**Task to complete**
Each entry below is to be printed verbatim.

**Working data**

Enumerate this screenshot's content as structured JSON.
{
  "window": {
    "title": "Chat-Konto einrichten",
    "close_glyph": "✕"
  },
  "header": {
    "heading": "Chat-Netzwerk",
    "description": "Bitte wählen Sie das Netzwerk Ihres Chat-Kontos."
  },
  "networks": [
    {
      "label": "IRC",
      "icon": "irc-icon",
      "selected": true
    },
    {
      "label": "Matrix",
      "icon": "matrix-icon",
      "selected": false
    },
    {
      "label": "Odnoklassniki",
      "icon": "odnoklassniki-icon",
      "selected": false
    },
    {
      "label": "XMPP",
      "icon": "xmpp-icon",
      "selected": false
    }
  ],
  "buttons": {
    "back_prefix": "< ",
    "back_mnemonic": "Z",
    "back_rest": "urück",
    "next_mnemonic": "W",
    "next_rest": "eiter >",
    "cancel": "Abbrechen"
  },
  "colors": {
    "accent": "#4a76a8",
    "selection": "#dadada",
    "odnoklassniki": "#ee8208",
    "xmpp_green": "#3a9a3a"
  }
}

**Output for this task**
Enumerate this screenshot's content as structured JSON.
{
  "window": {
    "title": "Chat-Konto einrichten",
    "close_glyph": "✕"
  },
  "header": {
    "heading": "Chat-Netzwerk",
    "description": "Bitte wählen Sie das Netzwerk Ihres Chat-Kontos."
  },
  "networks": [
    {
      "label": "IRC",
      "icon": "irc-icon",
      "selected": true
    },
    {
      "label": "Matrix",
      "icon": "matrix-icon",
      "selected": false
    },
    {
      "label": "Odnoklassniki",
      "icon": "odnoklassniki-icon",
      "selected": false
    },
    {
      "label": "XMPP",
      "icon": "xmpp-icon",
      "selected": false
    }
  ],
  "buttons": {
    "back_prefix": "< ",
    "back_mnemonic": "Z",
    "back_rest": "urück",
    "next_mnemonic": "W",
    "next_rest": "eiter >",
    "cancel": "Abbrechen"
  },
  "colors": {
    "accent": "#4a76a8",
    "selection": "#dadada",
    "odnoklassniki": "#ee8208",
    "xmpp_green": "#3a9a3a"
  }
}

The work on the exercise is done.